◆ Given records ◆
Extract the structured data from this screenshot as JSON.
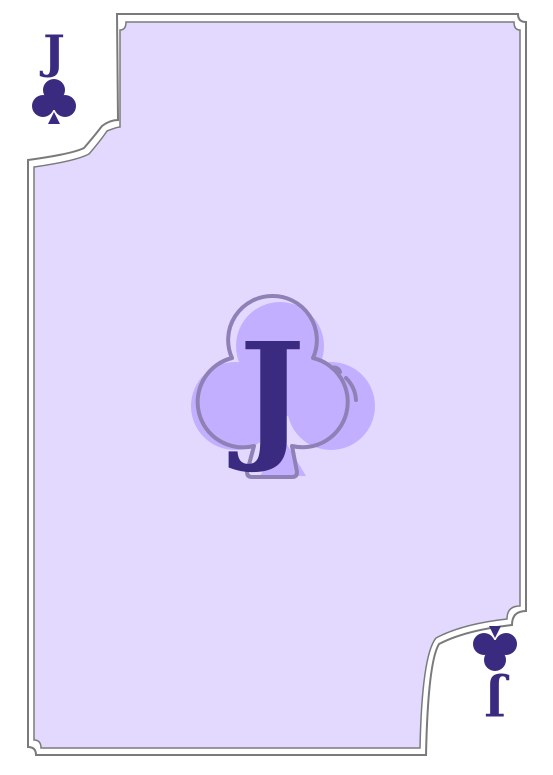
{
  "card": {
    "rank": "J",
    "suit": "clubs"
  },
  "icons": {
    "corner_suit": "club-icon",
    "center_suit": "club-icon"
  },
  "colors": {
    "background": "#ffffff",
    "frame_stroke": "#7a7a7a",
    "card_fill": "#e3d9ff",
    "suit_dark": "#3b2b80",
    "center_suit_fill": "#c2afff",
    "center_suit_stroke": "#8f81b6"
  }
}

◆ The request ◆
Repeat the records in full, exactly as they appear, without the pictures.

◆ Expected answer ◆
Extract the structured data from this screenshot as JSON.
{
  "card": {
    "rank": "J",
    "suit": "clubs"
  },
  "icons": {
    "corner_suit": "club-icon",
    "center_suit": "club-icon"
  },
  "colors": {
    "background": "#ffffff",
    "frame_stroke": "#7a7a7a",
    "card_fill": "#e3d9ff",
    "suit_dark": "#3b2b80",
    "center_suit_fill": "#c2afff",
    "center_suit_stroke": "#8f81b6"
  }
}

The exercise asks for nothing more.